## WORK TO BE COMPLETED
Exactly reproduce all the records, keeping pictures out of the copy.
>> BEGIN DATA ROWS
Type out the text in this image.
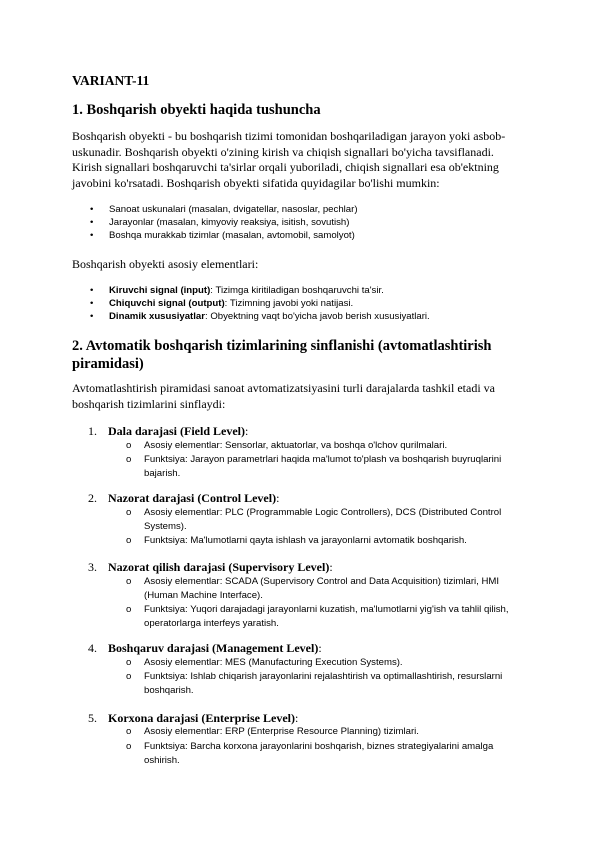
VARIANT-11
1. Boshqarish obyekti haqida tushuncha
Boshqarish obyekti - bu boshqarish tizimi tomonidan boshqariladigan jarayon yoki asbob-uskunadir. Boshqarish obyekti o'zining kirish va chiqish signallari bo'yicha tavsiflanadi. Kirish signallari boshqaruvchi ta'sirlar orqali yuboriladi, chiqish signallari esa ob'ektning javobini ko'rsatadi. Boshqarish obyekti sifatida quyidagilar bo'lishi mumkin:
• Sanoat uskunalari (masalan, dvigatellar, nasoslar, pechlar)
• Jarayonlar (masalan, kimyoviy reaksiya, isitish, sovutish)
• Boshqa murakkab tizimlar (masalan, avtomobil, samolyot)
Boshqarish obyekti asosiy elementlari:
• Kiruvchi signal (input): Tizimga kiritiladigan boshqaruvchi ta'sir.
• Chiquvchi signal (output): Tizimning javobi yoki natijasi.
• Dinamik xususiyatlar: Obyektning vaqt bo'yicha javob berish xususiyatlari.
2. Avtomatik boshqarish tizimlarining sinflanishi (avtomatlashtirish piramidasi)
Avtomatlashtirish piramidasi sanoat avtomatizatsiyasini turli darajalarda tashkil etadi va boshqarish tizimlarini sinflaydi:
1. Dala darajasi (Field Level):
o Asosiy elementlar: Sensorlar, aktuatorlar, va boshqa o'lchov qurilmalari.
o Funktsiya: Jarayon parametrlari haqida ma'lumot to'plash va boshqarish buyruqlarini bajarish.
2. Nazorat darajasi (Control Level):
o Asosiy elementlar: PLC (Programmable Logic Controllers), DCS (Distributed Control Systems).
o Funktsiya: Ma'lumotlarni qayta ishlash va jarayonlarni avtomatik boshqarish.
3. Nazorat qilish darajasi (Supervisory Level):
o Asosiy elementlar: SCADA (Supervisory Control and Data Acquisition) tizimlari, HMI (Human Machine Interface).
o Funktsiya: Yuqori darajadagi jarayonlarni kuzatish, ma'lumotlarni yig'ish va tahlil qilish, operatorlarga interfeys yaratish.
4. Boshqaruv darajasi (Management Level):
o Asosiy elementlar: MES (Manufacturing Execution Systems).
o Funktsiya: Ishlab chiqarish jarayonlarini rejalashtirish va optimallashtirish, resurslarni boshqarish.
5. Korxona darajasi (Enterprise Level):
o Asosiy elementlar: ERP (Enterprise Resource Planning) tizimlari.
o Funktsiya: Barcha korxona jarayonlarini boshqarish, biznes strategiyalarini amalga oshirish.
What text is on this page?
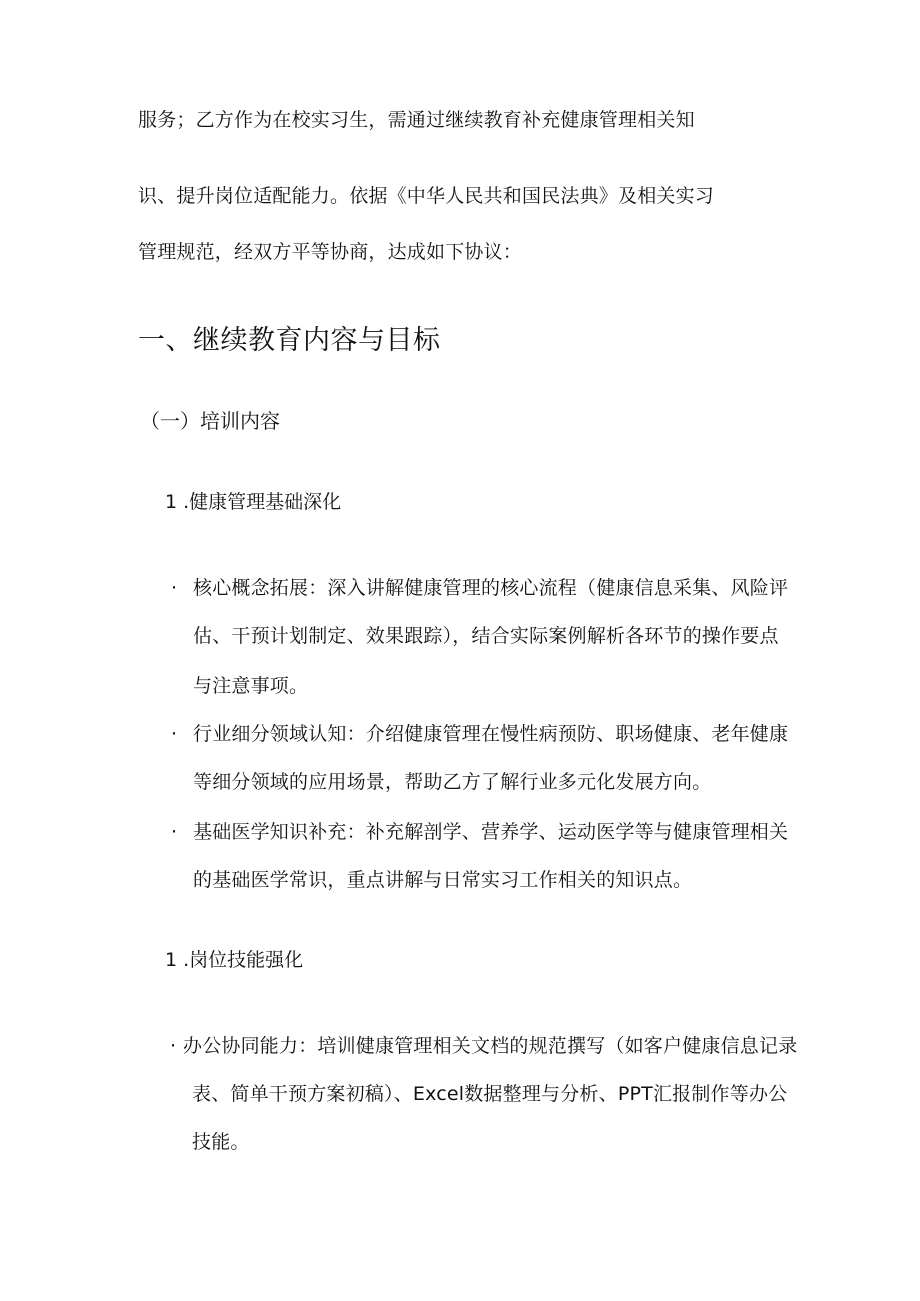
服务；乙方作为在校实习生，需通过继续教育补充健康管理相关知
识、提升岗位适配能力。依据《中华人民共和国民法典》及相关实习
管理规范，经双方平等协商，达成如下协议：
一、继续教育内容与目标
（一）培训内容
1 .健康管理基础深化
· 核心概念拓展：深入讲解健康管理的核心流程（健康信息采集、风险评
估、干预计划制定、效果跟踪），结合实际案例解析各环节的操作要点
与注意事项。
· 行业细分领域认知：介绍健康管理在慢性病预防、职场健康、老年健康
等细分领域的应用场景，帮助乙方了解行业多元化发展方向。
· 基础医学知识补充：补充解剖学、营养学、运动医学等与健康管理相关
的基础医学常识，重点讲解与日常实习工作相关的知识点。
1 .岗位技能强化
· 办公协同能力：培训健康管理相关文档的规范撰写（如客户健康信息记录
表、简单干预方案初稿）、Excel数据整理与分析、PPT汇报制作等办公
技能。
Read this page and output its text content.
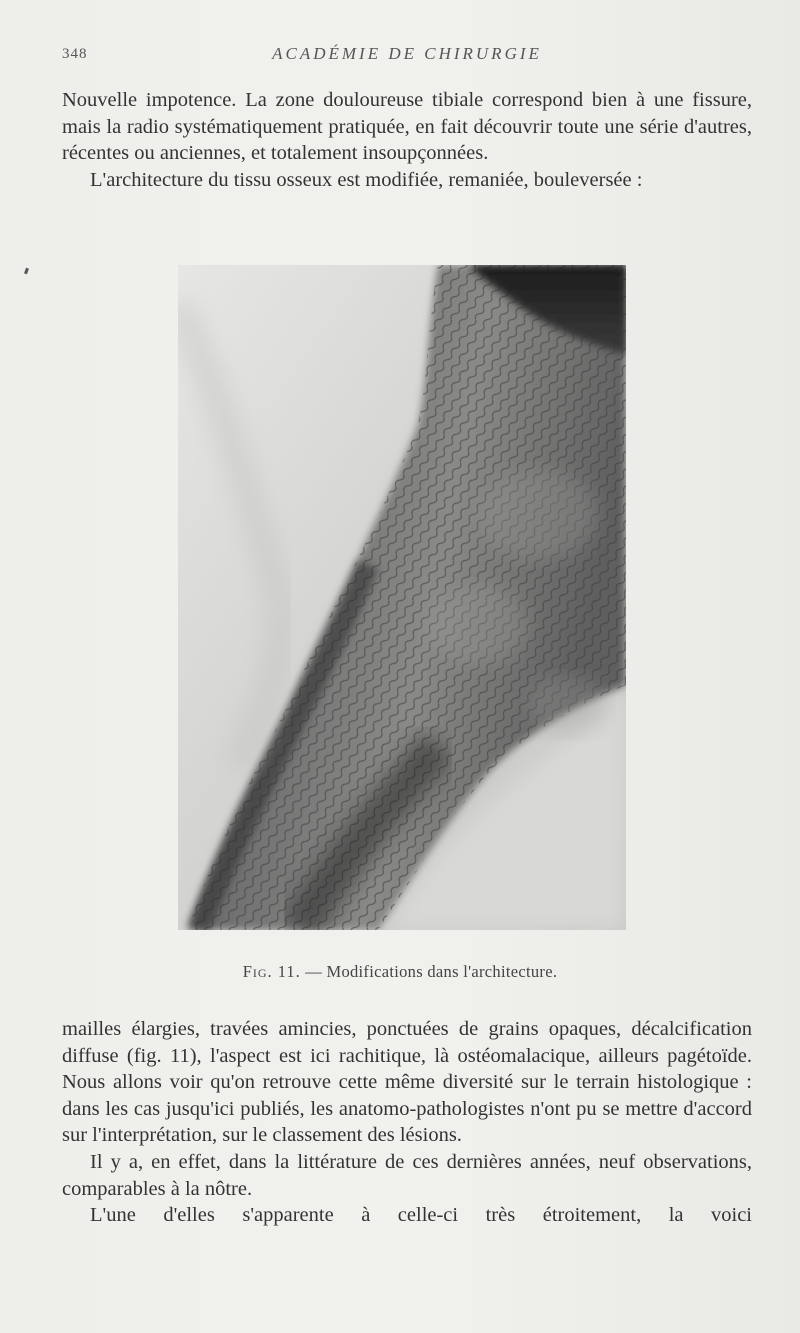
348	ACADÉMIE DE CHIRURGIE

Nouvelle impotence. La zone douloureuse tibiale correspond bien à une fissure, mais la radio systématiquement pratiquée, en fait découvrir toute une série d'autres, récentes ou anciennes, et totalement insoupçonnées.

L'architecture du tissu osseux est modifiée, remaniée, bouleversée :

Fig. 11. — Modifications dans l'architecture.

mailles élargies, travées amincies, ponctuées de grains opaques, décalcification diffuse (fig. 11), l'aspect est ici rachitique, là ostéomalacique, ailleurs pagétoïde. Nous allons voir qu'on retrouve cette même diversité sur le terrain histologique : dans les cas jusqu'ici publiés, les anatomo-pathologistes n'ont pu se mettre d'accord sur l'interprétation, sur le classement des lésions.

Il y a, en effet, dans la littérature de ces dernières années, neuf observations, comparables à la nôtre.

L'une d'elles s'apparente à celle-ci très étroitement, la voici
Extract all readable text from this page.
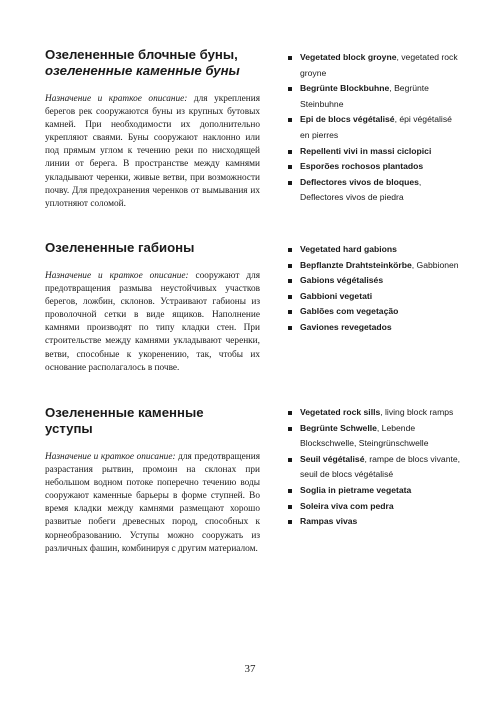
Озелененные блочные буны,
озелененные каменные буны

Назначение и краткое описание: для укрепления берегов рек сооружаются буны из крупных бутовых камней. При необходимости их дополнительно укрепляют сваями. Буны сооружают наклонно или под прямым углом к течению реки по нисходящей линии от берега. В пространстве между камнями укладывают черенки, живые ветви, при возможности почву. Для предохранения черенков от вымывания их уплотняют соломой.

Vegetated block groyne, vegetated rock groyne
Begrünte Blockbuhne, Begrünte Steinbuhne
Epi de blocs végétalisé, épi végétalisé en pierres
Repellenti vivi in massi ciclopici
Esporões rochosos plantados
Deflectores vivos de bloques, Deflectores vivos de piedra
Озелененные габионы

Назначение и краткое описание: сооружают для предотвращения размыва неустойчивых участков берегов, ложбин, склонов. Устраивают габионы из проволочной сетки в виде ящиков. Наполнение камнями производят по типу кладки стен. При строительстве между камнями укладывают черенки, ветви, способные к укоренению, так, чтобы их основание располагалось в почве.

Vegetated hard gabions
Bepflanzte Drahtsteinkörbe, Gabbionen
Gabions végétalisés
Gabbioni vegetati
Gablões com vegetação
Gaviones revegetados
Озелененные каменные уступы

Назначение и краткое описание: для предотвращения разрастания рытвин, промоин на склонах при небольшом водном потоке поперечно течению воды сооружают каменные барьеры в форме ступней. Во время кладки между камнями размещают хорошо развитые побеги древесных пород, способных к корнеобразованию. Уступы можно сооружать из различных фашин, комбинируя с другим материалом.

Vegetated rock sills, living block ramps
Begrünte Schwelle, Lebende Blockschwelle, Steingrünschwelle
Seuil végétalisé, rampe de blocs vivante, seuil de blocs végétalisé
Soglia in pietrame vegetata
Soleira viva com pedra
Rampas vivas
37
>> END DATA ROWS
## COMPLETED EXERCISE
Type out the text in this image.
VARIANT-11
1. Boshqarish obyekti haqida tushuncha
Boshqarish obyekti - bu boshqarish tizimi tomonidan boshqariladigan jarayon yoki asbob-uskunadir. Boshqarish obyekti o'zining kirish va chiqish signallari bo'yicha tavsiflanadi. Kirish signallari boshqaruvchi ta'sirlar orqali yuboriladi, chiqish signallari esa ob'ektning javobini ko'rsatadi. Boshqarish obyekti sifatida quyidagilar bo'lishi mumkin:
• Sanoat uskunalari (masalan, dvigatellar, nasoslar, pechlar)
• Jarayonlar (masalan, kimyoviy reaksiya, isitish, sovutish)
• Boshqa murakkab tizimlar (masalan, avtomobil, samolyot)
Boshqarish obyekti asosiy elementlari:
• Kiruvchi signal (input): Tizimga kiritiladigan boshqaruvchi ta'sir.
• Chiquvchi signal (output): Tizimning javobi yoki natijasi.
• Dinamik xususiyatlar: Obyektning vaqt bo'yicha javob berish xususiyatlari.
2. Avtomatik boshqarish tizimlarining sinflanishi (avtomatlashtirish piramidasi)
Avtomatlashtirish piramidasi sanoat avtomatizatsiyasini turli darajalarda tashkil etadi va boshqarish tizimlarini sinflaydi:
1. Dala darajasi (Field Level):
o Asosiy elementlar: Sensorlar, aktuatorlar, va boshqa o'lchov qurilmalari.
o Funktsiya: Jarayon parametrlari haqida ma'lumot to'plash va boshqarish buyruqlarini bajarish.
2. Nazorat darajasi (Control Level):
o Asosiy elementlar: PLC (Programmable Logic Controllers), DCS (Distributed Control Systems).
o Funktsiya: Ma'lumotlarni qayta ishlash va jarayonlarni avtomatik boshqarish.
3. Nazorat qilish darajasi (Supervisory Level):
o Asosiy elementlar: SCADA (Supervisory Control and Data Acquisition) tizimlari, HMI (Human Machine Interface).
o Funktsiya: Yuqori darajadagi jarayonlarni kuzatish, ma'lumotlarni yig'ish va tahlil qilish, operatorlarga interfeys yaratish.
4. Boshqaruv darajasi (Management Level):
o Asosiy elementlar: MES (Manufacturing Execution Systems).
o Funktsiya: Ishlab chiqarish jarayonlarini rejalashtirish va optimallashtirish, resurslarni boshqarish.
5. Korxona darajasi (Enterprise Level):
o Asosiy elementlar: ERP (Enterprise Resource Planning) tizimlari.
o Funktsiya: Barcha korxona jarayonlarini boshqarish, biznes strategiyalarini amalga oshirish.
What text is on this page?
服务；乙方作为在校实习生，需通过继续教育补充健康管理相关知
识、提升岗位适配能力。依据《中华人民共和国民法典》及相关实习
管理规范，经双方平等协商，达成如下协议：
一、继续教育内容与目标
（一）培训内容
1 .健康管理基础深化
· 核心概念拓展：深入讲解健康管理的核心流程（健康信息采集、风险评
估、干预计划制定、效果跟踪），结合实际案例解析各环节的操作要点
与注意事项。
· 行业细分领域认知：介绍健康管理在慢性病预防、职场健康、老年健康
等细分领域的应用场景，帮助乙方了解行业多元化发展方向。
· 基础医学知识补充：补充解剖学、营养学、运动医学等与健康管理相关
的基础医学常识，重点讲解与日常实习工作相关的知识点。
1 .岗位技能强化
· 办公协同能力：培训健康管理相关文档的规范撰写（如客户健康信息记录
表、简单干预方案初稿）、Excel数据整理与分析、PPT汇报制作等办公
技能。
Read this page and output its text content.
348	ACADÉMIE DE CHIRURGIE

Nouvelle impotence. La zone douloureuse tibiale correspond bien à une fissure, mais la radio systématiquement pratiquée, en fait découvrir toute une série d'autres, récentes ou anciennes, et totalement insoupçonnées.

L'architecture du tissu osseux est modifiée, remaniée, bouleversée :

Fig. 11. — Modifications dans l'architecture.

mailles élargies, travées amincies, ponctuées de grains opaques, décalcification diffuse (fig. 11), l'aspect est ici rachitique, là ostéomalacique, ailleurs pagétoïde. Nous allons voir qu'on retrouve cette même diversité sur le terrain histologique : dans les cas jusqu'ici publiés, les anatomo-pathologistes n'ont pu se mettre d'accord sur l'interprétation, sur le classement des lésions.

Il y a, en effet, dans la littérature de ces dernières années, neuf observations, comparables à la nôtre.

L'une d'elles s'apparente à celle-ci très étroitement, la voici
Extract all readable text from this page.
Озелененные блочные буны,
озелененные каменные буны

Назначение и краткое описание: для укрепления берегов рек сооружаются буны из крупных бутовых камней. При необходимости их дополнительно укрепляют сваями. Буны сооружают наклонно или под прямым углом к течению реки по нисходящей линии от берега. В пространстве между камнями укладывают черенки, живые ветви, при возможности почву. Для предохранения черенков от вымывания их уплотняют соломой.

Vegetated block groyne, vegetated rock groyne
Begrünte Blockbuhne, Begrünte Steinbuhne
Epi de blocs végétalisé, épi végétalisé en pierres
Repellenti vivi in massi ciclopici
Esporões rochosos plantados
Deflectores vivos de bloques, Deflectores vivos de piedra
Озелененные габионы

Назначение и краткое описание: сооружают для предотвращения размыва неустойчивых участков берегов, ложбин, склонов. Устраивают габионы из проволочной сетки в виде ящиков. Наполнение камнями производят по типу кладки стен. При строительстве между камнями укладывают черенки, ветви, способные к укоренению, так, чтобы их основание располагалось в почве.

Vegetated hard gabions
Bepflanzte Drahtsteinkörbe, Gabbionen
Gabions végétalisés
Gabbioni vegetati
Gablões com vegetação
Gaviones revegetados
Озелененные каменные уступы

Назначение и краткое описание: для предотвращения разрастания рытвин, промоин на склонах при небольшом водном потоке поперечно течению воды сооружают каменные барьеры в форме ступней. Во время кладки между камнями размещают хорошо развитые побеги древесных пород, способных к корнеобразованию. Уступы можно сооружать из различных фашин, комбинируя с другим материалом.

Vegetated rock sills, living block ramps
Begrünte Schwelle, Lebende Blockschwelle, Steingrünschwelle
Seuil végétalisé, rampe de blocs vivante, seuil de blocs végétalisé
Soglia in pietrame vegetata
Soleira viva com pedra
Rampas vivas
37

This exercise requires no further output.